◆ Exercise objective ◆
All of the material below is to be retyped exactly.

•••

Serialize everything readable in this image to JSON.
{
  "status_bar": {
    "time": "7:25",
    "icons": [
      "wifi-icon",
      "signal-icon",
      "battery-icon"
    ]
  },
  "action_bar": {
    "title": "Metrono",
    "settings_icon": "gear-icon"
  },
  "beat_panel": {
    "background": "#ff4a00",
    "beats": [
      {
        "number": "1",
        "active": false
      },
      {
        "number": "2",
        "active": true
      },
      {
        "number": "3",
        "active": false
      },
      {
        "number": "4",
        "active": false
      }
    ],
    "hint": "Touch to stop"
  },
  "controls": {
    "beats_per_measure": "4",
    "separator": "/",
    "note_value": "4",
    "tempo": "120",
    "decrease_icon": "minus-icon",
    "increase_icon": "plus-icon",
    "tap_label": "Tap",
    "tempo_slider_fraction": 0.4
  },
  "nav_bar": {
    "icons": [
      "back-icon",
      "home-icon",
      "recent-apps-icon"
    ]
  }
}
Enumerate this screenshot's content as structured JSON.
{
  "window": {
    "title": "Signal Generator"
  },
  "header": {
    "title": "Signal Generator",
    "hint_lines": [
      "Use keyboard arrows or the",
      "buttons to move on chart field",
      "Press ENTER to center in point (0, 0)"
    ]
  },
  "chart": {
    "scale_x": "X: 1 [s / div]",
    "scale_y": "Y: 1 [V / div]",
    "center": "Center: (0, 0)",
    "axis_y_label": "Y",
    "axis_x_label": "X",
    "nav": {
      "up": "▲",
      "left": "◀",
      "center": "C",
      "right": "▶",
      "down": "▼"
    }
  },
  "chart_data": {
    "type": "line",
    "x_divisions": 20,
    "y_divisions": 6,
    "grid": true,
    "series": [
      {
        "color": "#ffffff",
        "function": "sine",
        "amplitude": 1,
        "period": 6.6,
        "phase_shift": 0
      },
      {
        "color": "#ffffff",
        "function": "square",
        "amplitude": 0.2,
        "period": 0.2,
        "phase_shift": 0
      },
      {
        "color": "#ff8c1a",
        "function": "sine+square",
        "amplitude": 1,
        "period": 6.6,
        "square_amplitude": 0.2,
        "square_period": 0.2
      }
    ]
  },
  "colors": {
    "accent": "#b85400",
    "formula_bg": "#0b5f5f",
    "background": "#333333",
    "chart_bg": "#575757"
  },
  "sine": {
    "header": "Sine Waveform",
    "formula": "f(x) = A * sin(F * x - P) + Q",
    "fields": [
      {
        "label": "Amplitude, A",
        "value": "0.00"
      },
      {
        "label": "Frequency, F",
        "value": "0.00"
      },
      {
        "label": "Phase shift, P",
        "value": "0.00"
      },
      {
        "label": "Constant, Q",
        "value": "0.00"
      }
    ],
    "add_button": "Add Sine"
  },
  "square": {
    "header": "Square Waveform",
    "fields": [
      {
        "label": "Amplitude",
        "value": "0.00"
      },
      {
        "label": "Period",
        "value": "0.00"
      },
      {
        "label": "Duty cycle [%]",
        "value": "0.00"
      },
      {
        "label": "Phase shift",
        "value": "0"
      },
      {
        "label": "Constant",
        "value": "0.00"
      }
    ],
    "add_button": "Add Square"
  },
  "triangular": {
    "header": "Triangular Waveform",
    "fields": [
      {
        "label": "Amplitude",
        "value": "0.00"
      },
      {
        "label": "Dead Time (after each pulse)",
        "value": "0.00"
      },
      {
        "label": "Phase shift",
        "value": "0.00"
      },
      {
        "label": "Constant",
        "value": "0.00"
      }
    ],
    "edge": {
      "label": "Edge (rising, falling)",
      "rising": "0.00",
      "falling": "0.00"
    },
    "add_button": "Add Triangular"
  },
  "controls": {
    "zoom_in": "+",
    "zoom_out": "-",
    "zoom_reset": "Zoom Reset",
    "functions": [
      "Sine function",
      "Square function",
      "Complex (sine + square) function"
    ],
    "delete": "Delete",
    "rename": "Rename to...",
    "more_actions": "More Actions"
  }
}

•••

◆ Expected answer ◆
Serialize everything readable in this image to JSON.
{
  "status_bar": {
    "time": "7:25",
    "icons": [
      "wifi-icon",
      "signal-icon",
      "battery-icon"
    ]
  },
  "action_bar": {
    "title": "Metrono",
    "settings_icon": "gear-icon"
  },
  "beat_panel": {
    "background": "#ff4a00",
    "beats": [
      {
        "number": "1",
        "active": false
      },
      {
        "number": "2",
        "active": true
      },
      {
        "number": "3",
        "active": false
      },
      {
        "number": "4",
        "active": false
      }
    ],
    "hint": "Touch to stop"
  },
  "controls": {
    "beats_per_measure": "4",
    "separator": "/",
    "note_value": "4",
    "tempo": "120",
    "decrease_icon": "minus-icon",
    "increase_icon": "plus-icon",
    "tap_label": "Tap",
    "tempo_slider_fraction": 0.4
  },
  "nav_bar": {
    "icons": [
      "back-icon",
      "home-icon",
      "recent-apps-icon"
    ]
  }
}
Enumerate this screenshot's content as structured JSON.
{
  "window": {
    "title": "Signal Generator"
  },
  "header": {
    "title": "Signal Generator",
    "hint_lines": [
      "Use keyboard arrows or the",
      "buttons to move on chart field",
      "Press ENTER to center in point (0, 0)"
    ]
  },
  "chart": {
    "scale_x": "X: 1 [s / div]",
    "scale_y": "Y: 1 [V / div]",
    "center": "Center: (0, 0)",
    "axis_y_label": "Y",
    "axis_x_label": "X",
    "nav": {
      "up": "▲",
      "left": "◀",
      "center": "C",
      "right": "▶",
      "down": "▼"
    }
  },
  "chart_data": {
    "type": "line",
    "x_divisions": 20,
    "y_divisions": 6,
    "grid": true,
    "series": [
      {
        "color": "#ffffff",
        "function": "sine",
        "amplitude": 1,
        "period": 6.6,
        "phase_shift": 0
      },
      {
        "color": "#ffffff",
        "function": "square",
        "amplitude": 0.2,
        "period": 0.2,
        "phase_shift": 0
      },
      {
        "color": "#ff8c1a",
        "function": "sine+square",
        "amplitude": 1,
        "period": 6.6,
        "square_amplitude": 0.2,
        "square_period": 0.2
      }
    ]
  },
  "colors": {
    "accent": "#b85400",
    "formula_bg": "#0b5f5f",
    "background": "#333333",
    "chart_bg": "#575757"
  },
  "sine": {
    "header": "Sine Waveform",
    "formula": "f(x) = A * sin(F * x - P) + Q",
    "fields": [
      {
        "label": "Amplitude, A",
        "value": "0.00"
      },
      {
        "label": "Frequency, F",
        "value": "0.00"
      },
      {
        "label": "Phase shift, P",
        "value": "0.00"
      },
      {
        "label": "Constant, Q",
        "value": "0.00"
      }
    ],
    "add_button": "Add Sine"
  },
  "square": {
    "header": "Square Waveform",
    "fields": [
      {
        "label": "Amplitude",
        "value": "0.00"
      },
      {
        "label": "Period",
        "value": "0.00"
      },
      {
        "label": "Duty cycle [%]",
        "value": "0.00"
      },
      {
        "label": "Phase shift",
        "value": "0"
      },
      {
        "label": "Constant",
        "value": "0.00"
      }
    ],
    "add_button": "Add Square"
  },
  "triangular": {
    "header": "Triangular Waveform",
    "fields": [
      {
        "label": "Amplitude",
        "value": "0.00"
      },
      {
        "label": "Dead Time (after each pulse)",
        "value": "0.00"
      },
      {
        "label": "Phase shift",
        "value": "0.00"
      },
      {
        "label": "Constant",
        "value": "0.00"
      }
    ],
    "edge": {
      "label": "Edge (rising, falling)",
      "rising": "0.00",
      "falling": "0.00"
    },
    "add_button": "Add Triangular"
  },
  "controls": {
    "zoom_in": "+",
    "zoom_out": "-",
    "zoom_reset": "Zoom Reset",
    "functions": [
      "Sine function",
      "Square function",
      "Complex (sine + square) function"
    ],
    "delete": "Delete",
    "rename": "Rename to...",
    "more_actions": "More Actions"
  }
}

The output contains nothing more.